TASK TO COMPLETE —
From the records below, copy every line that contains the word "scène".

Dataset items —
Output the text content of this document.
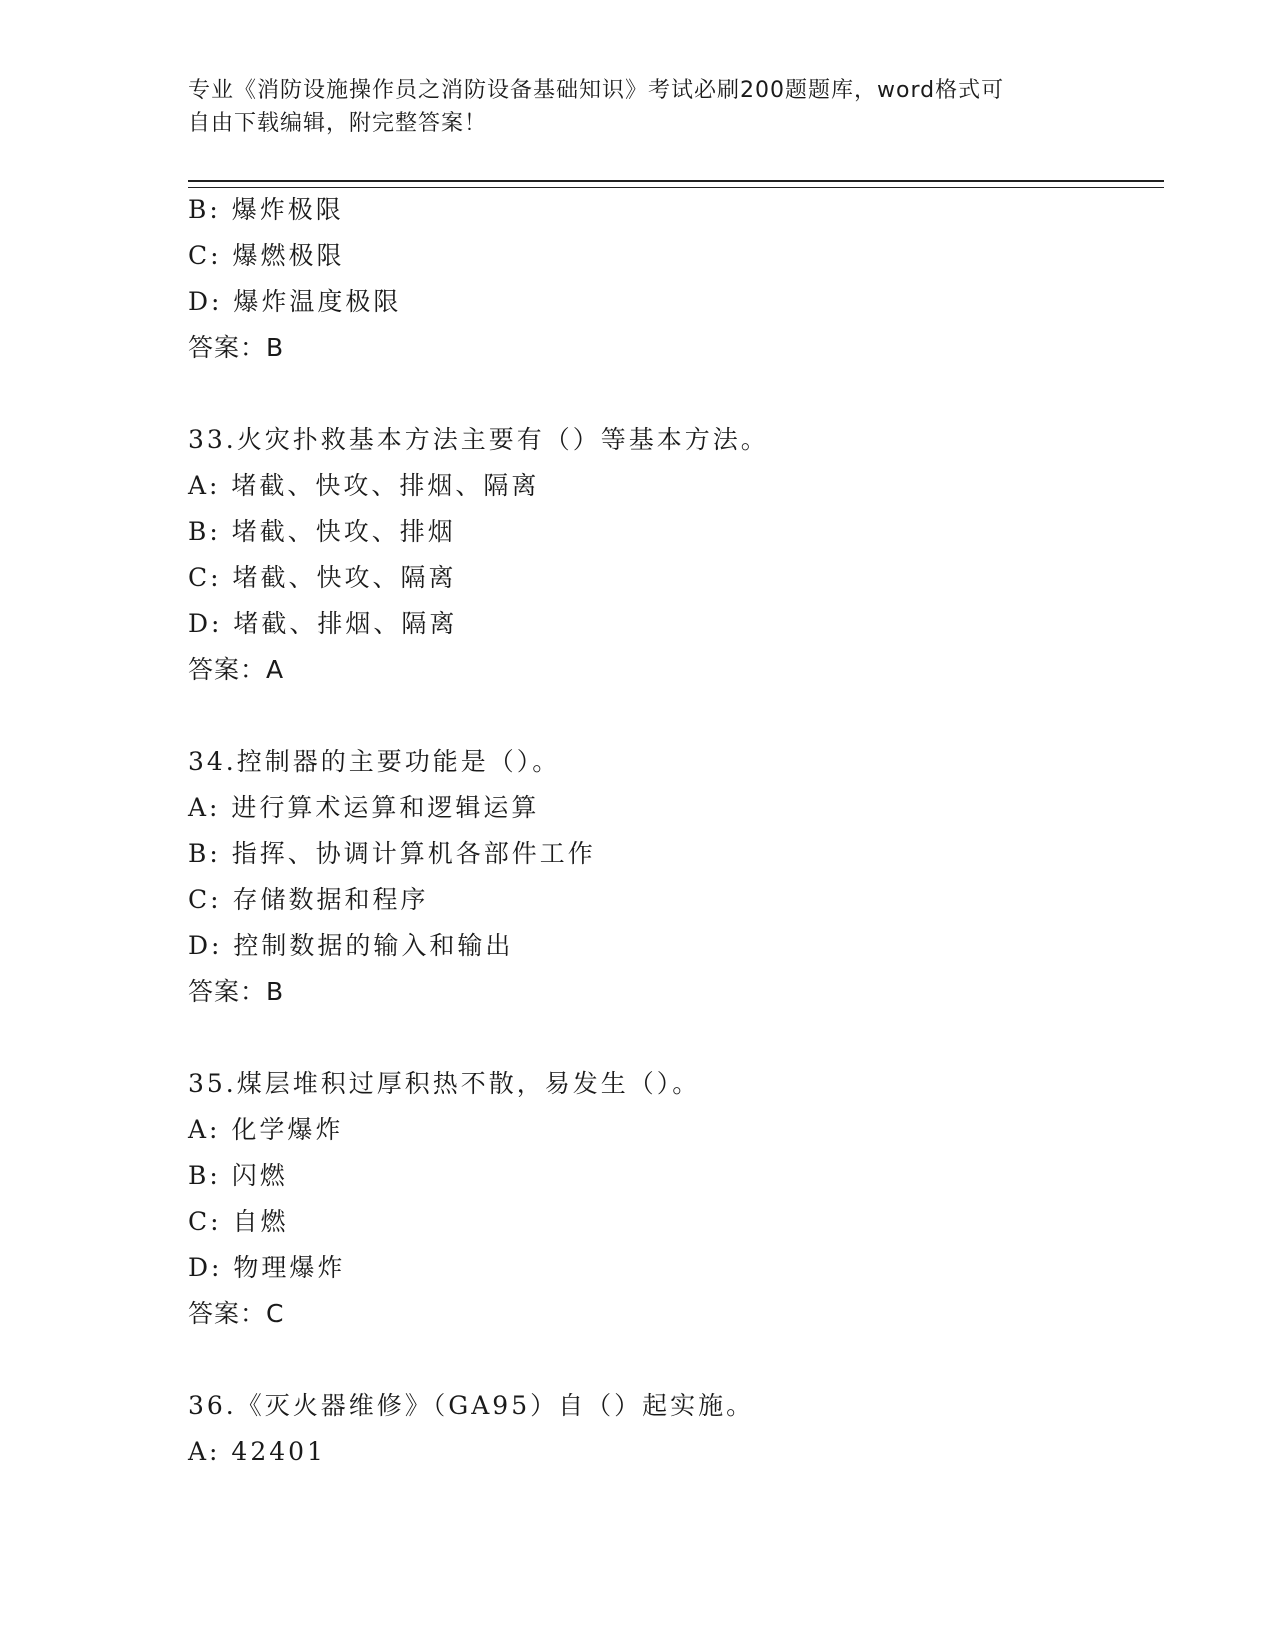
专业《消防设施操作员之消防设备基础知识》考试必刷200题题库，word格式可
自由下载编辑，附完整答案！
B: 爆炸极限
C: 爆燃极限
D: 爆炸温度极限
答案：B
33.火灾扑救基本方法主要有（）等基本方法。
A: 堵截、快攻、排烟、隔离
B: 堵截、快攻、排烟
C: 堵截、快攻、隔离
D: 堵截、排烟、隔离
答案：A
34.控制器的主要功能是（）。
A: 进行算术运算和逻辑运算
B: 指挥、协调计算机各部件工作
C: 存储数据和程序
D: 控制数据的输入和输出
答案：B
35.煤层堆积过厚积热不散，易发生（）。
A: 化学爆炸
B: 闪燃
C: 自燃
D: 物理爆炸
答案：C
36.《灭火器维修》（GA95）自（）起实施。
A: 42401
...
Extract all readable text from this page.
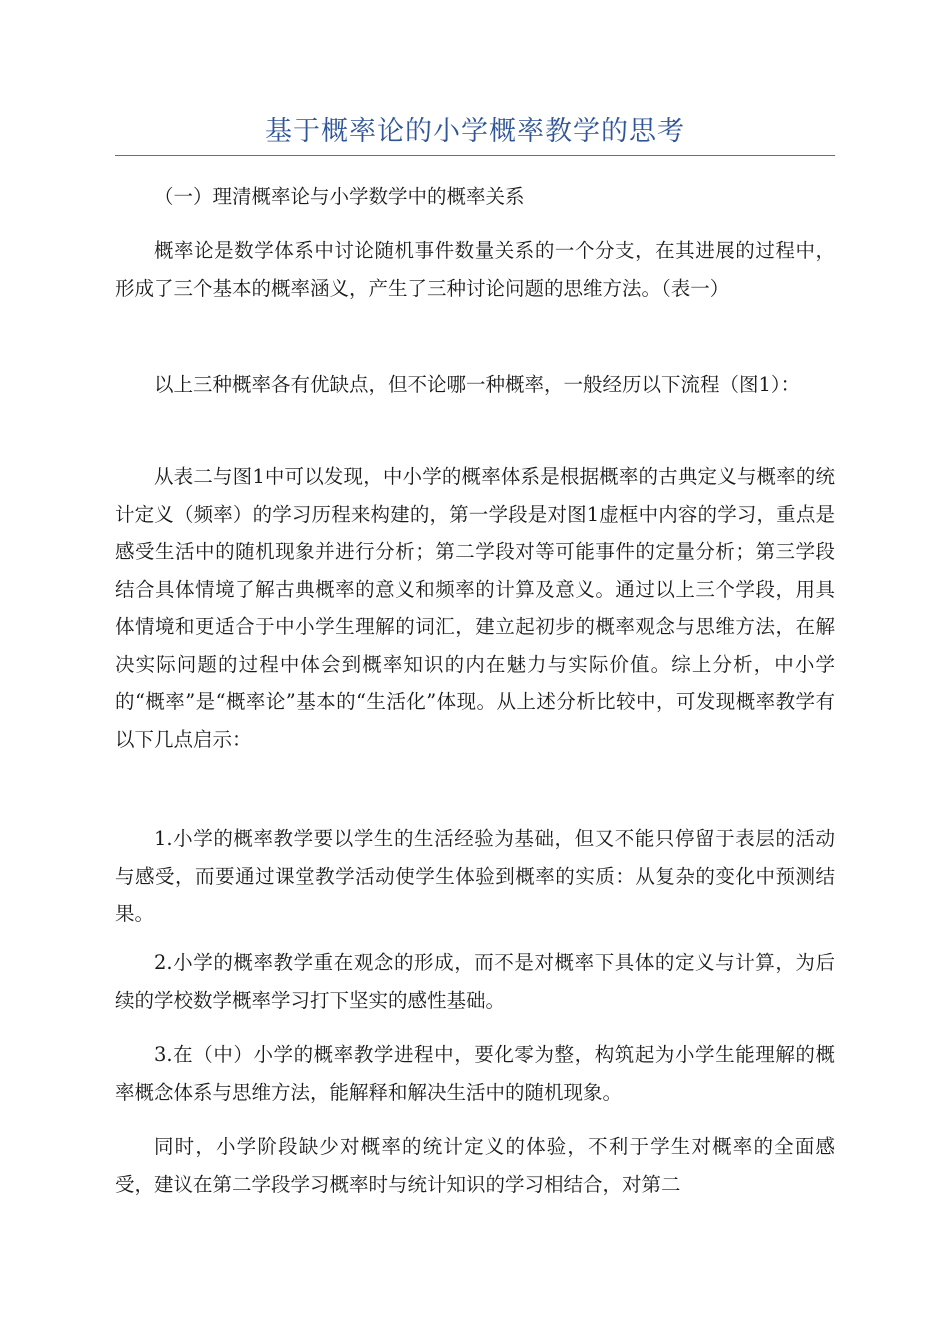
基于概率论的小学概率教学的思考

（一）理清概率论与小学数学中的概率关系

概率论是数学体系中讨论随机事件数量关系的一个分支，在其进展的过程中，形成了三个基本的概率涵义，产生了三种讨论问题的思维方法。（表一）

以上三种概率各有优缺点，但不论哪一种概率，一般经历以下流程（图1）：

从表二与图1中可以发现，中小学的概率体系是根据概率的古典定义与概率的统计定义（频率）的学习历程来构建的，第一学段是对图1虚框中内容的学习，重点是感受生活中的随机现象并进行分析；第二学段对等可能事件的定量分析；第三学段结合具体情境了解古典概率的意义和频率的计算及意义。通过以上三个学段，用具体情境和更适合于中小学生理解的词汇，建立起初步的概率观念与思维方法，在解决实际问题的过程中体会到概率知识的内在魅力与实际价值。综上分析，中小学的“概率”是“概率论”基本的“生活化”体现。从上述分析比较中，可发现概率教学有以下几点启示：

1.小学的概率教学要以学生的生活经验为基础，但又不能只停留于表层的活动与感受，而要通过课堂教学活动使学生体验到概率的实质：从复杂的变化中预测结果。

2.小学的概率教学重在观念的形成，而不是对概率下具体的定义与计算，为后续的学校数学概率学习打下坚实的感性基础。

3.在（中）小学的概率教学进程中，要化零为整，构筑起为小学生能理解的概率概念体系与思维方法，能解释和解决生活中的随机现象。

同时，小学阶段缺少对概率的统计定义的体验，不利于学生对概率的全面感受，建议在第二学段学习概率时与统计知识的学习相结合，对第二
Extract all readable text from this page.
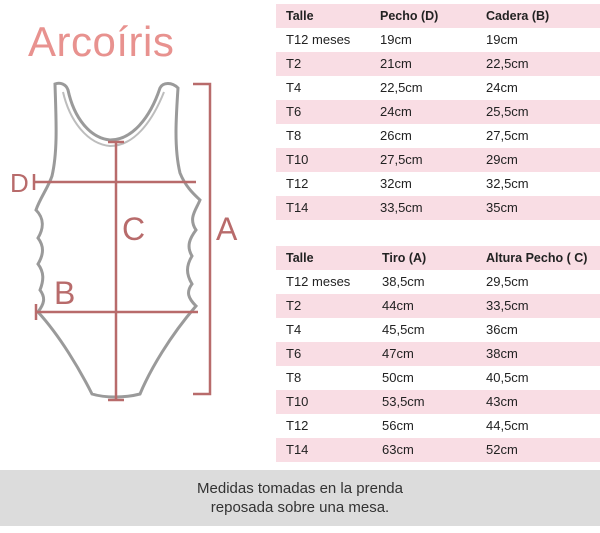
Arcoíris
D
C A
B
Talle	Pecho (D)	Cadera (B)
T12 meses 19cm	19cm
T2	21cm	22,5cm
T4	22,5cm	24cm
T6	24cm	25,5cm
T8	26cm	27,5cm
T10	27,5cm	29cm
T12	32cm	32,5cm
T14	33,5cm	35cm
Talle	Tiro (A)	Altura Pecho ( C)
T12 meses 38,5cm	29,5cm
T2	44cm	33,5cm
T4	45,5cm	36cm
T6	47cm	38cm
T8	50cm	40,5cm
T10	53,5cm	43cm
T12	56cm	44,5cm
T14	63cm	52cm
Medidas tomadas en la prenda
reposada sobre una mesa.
==
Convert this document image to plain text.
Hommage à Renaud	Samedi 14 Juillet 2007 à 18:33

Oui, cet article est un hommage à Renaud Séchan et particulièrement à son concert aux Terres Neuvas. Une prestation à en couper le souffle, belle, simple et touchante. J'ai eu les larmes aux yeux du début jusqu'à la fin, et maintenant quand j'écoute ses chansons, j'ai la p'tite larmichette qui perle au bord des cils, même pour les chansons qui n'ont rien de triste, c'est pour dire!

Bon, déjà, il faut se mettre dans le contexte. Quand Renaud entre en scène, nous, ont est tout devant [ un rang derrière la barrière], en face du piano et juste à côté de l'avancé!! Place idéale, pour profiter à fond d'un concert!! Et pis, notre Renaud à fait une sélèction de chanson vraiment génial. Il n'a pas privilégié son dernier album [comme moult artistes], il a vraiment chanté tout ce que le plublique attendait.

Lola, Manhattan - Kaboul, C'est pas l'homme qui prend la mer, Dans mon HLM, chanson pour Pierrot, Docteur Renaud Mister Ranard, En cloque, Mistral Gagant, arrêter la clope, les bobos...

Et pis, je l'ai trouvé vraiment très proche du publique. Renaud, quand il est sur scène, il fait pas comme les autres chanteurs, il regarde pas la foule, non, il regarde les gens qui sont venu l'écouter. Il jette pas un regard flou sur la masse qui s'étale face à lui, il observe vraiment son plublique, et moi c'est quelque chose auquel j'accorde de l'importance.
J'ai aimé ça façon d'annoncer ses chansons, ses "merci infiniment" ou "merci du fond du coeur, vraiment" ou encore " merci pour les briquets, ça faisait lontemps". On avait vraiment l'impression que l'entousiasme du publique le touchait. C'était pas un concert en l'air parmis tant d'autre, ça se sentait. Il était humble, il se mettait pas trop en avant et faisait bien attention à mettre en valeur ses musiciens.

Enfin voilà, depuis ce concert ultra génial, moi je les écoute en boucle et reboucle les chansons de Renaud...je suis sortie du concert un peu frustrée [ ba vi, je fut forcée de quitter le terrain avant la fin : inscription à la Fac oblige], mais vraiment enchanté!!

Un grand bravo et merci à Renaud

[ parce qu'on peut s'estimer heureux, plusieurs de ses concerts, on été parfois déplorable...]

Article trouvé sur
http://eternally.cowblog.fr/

ANSWER TO THE PROBLEM —
Bon, déjà, il faut se mettre dans le contexte. Quand Renaud entre en scène, nous, ont est tout devant [ un rang derrière la barrière], en face du piano et juste à côté de l'avancé!! Place idéale, pour profiter à fond d'un concert!! Et pis, notre Renaud à fait une sélèction de chanson vraiment génial. Il n'a pas privilégié son dernier album [comme moult artistes], il a vraiment chanté tout ce que le plublique attendait.
Et pis, je l'ai trouvé vraiment très proche du publique. Renaud, quand il est sur scène, il fait pas comme les autres chanteurs, il regarde pas la foule, non, il regarde les gens qui sont venu l'écouter. Il jette pas un regard flou sur la masse qui s'étale face à lui, il observe vraiment son plublique, et moi c'est quelque chose auquel j'accorde de l'importance.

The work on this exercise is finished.